Приведённый текст:
────────

Давид Юм
Шрифт:
От этого метаскептицизма Юма шел прямой путь к позитивизму, возобладавшему в разных вариантах в XIX в. в Англии, а в первой половине XX в. распространившемуся и во многих других капиталистических странах. Через Джона Стюарта Милля к Гарберту Спенсеру и Чарльзу Пирсону и далее к Бертрану Расселу шел этот путь.
Рассел заявлял, что взгляды Юма в некотором смысле являются в развитии философии тупиком; при попытках углубления и усовершенствования их «дальше идти невозможно» (48, стр. 678). Да, здесь можно согласиться с Расселом: далее по пути агностицизма, оставаясь агностиком, идти некуда. Уже два столетия буржуазная философия в Англии находится «под знаком Юма». В. И. Ленин указывал, что, например, «свою родословную Пирсон прямо ведет от Беркли и Юма» (11, стр. 47, ср. стр. 223). «Маху не приходит и в голову отрицать свое родство с Юмом», а «позитивистами и называют себя сторонники Юма» (11, стр. 163, 214).
Многие современные нам буржуазные
Линия агностицизма, как подчеркивает Ленин, неизбежно осуждает на колебания между материализмом и идеализмом. И поэтому в противоположность мнению Рассела следует сказать, что хотя философия Юма и есть «тупик», но выход из этого тупика существует, и заключается он в решительном и полном отказе от агностицизма и в переходе на открыто и последовательно признаваемые материалистические позиции.
Юмизм и позитивизм далеко еще не «вчерашний день», позитивисты рассуждают по общей для них формуле: пусть без Юма, но с его учением! Агностическая философия Юма была как бы впитана позитивизмом, который пытается приспосабливаться к новейшим теориям, учениям и веяниям и в то же время снова и снова возвращается к своим истокам. А позитивизм в виде «сциентизма», «структурализма» и «философии анализа» широко распространен в буржуазной философии и в 70-х годах XX в.

────────

Что сделать:
(A) Сколько столетий, согласно тексту о Юме, буржуазная философия в Англии находится «под знаком Юма»?
(B) Извлеките из записей все строки, содержащие слово «产品型号», с учетом регистра.

────────

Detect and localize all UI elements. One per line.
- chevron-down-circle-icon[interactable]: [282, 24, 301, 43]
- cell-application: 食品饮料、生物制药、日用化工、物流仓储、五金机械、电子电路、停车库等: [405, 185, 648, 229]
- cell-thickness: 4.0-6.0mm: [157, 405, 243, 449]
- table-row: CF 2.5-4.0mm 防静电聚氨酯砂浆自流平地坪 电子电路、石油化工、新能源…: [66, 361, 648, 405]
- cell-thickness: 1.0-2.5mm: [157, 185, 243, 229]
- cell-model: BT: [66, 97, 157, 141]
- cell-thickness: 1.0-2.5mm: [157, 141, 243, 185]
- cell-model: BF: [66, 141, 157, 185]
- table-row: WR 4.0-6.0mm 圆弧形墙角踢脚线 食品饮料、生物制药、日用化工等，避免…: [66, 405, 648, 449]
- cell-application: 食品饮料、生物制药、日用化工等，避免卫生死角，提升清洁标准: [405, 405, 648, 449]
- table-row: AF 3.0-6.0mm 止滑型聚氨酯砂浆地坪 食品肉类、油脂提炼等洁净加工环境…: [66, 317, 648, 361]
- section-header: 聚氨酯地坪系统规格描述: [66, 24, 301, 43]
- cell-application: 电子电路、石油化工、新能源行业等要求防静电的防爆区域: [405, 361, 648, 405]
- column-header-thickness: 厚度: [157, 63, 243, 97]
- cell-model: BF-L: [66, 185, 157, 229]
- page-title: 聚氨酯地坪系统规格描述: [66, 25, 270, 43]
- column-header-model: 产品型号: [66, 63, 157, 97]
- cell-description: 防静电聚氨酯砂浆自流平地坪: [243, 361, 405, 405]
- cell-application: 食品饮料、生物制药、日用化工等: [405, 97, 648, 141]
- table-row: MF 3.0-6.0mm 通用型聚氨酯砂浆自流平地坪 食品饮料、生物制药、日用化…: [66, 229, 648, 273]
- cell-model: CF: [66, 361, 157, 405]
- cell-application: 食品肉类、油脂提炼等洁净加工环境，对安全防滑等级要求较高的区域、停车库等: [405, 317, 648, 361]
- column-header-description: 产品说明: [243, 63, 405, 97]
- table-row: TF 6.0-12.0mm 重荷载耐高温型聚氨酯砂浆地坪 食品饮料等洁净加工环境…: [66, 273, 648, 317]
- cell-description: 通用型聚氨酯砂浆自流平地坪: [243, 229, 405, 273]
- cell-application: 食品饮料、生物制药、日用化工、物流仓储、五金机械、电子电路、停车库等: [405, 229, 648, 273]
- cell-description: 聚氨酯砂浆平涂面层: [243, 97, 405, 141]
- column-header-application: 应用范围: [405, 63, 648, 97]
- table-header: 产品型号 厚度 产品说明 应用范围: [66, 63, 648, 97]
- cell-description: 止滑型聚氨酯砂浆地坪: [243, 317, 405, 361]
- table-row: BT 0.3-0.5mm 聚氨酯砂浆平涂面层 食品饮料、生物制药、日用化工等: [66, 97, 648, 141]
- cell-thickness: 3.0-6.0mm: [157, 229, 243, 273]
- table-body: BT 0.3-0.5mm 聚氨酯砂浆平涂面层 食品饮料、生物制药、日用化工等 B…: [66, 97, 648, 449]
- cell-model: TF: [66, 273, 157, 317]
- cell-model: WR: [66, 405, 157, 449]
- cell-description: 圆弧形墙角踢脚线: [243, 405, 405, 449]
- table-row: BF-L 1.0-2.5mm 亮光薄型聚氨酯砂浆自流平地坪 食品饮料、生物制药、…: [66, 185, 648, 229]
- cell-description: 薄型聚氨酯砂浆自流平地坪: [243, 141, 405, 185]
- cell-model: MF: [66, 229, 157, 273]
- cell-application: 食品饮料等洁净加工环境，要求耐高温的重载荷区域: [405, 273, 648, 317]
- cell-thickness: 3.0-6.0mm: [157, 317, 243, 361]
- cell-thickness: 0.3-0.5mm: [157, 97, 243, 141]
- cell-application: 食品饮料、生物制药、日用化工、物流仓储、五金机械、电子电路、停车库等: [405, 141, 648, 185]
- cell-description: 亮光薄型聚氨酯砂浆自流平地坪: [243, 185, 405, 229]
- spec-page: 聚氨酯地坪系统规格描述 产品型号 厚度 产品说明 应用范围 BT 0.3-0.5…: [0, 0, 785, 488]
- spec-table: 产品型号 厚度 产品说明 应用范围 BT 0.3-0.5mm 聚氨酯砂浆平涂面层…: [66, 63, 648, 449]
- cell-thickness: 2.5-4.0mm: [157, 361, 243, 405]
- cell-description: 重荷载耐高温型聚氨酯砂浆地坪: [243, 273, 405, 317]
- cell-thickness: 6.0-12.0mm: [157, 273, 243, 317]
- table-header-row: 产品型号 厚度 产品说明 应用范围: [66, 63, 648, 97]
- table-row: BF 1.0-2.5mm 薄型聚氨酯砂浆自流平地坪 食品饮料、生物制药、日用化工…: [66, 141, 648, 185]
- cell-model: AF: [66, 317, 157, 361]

────────

Ответы по заданиям:
(A) Два столетия.

(B)
- column-header-model: 产品型号: [66, 63, 157, 97]
- table-header: 产品型号 厚度 产品说明 应用范围: [66, 63, 648, 97]
- spec-page: 聚氨酯地坪系统规格描述 产品型号 厚度 产品说明 应用范围 BT 0.3-0.5…: [0, 0, 785, 488]
- spec-table: 产品型号 厚度 产品说明 应用范围 BT 0.3-0.5mm 聚氨酯砂浆平涂面层…: [66, 63, 648, 449]
- table-header-row: 产品型号 厚度 产品说明 应用范围: [66, 63, 648, 97]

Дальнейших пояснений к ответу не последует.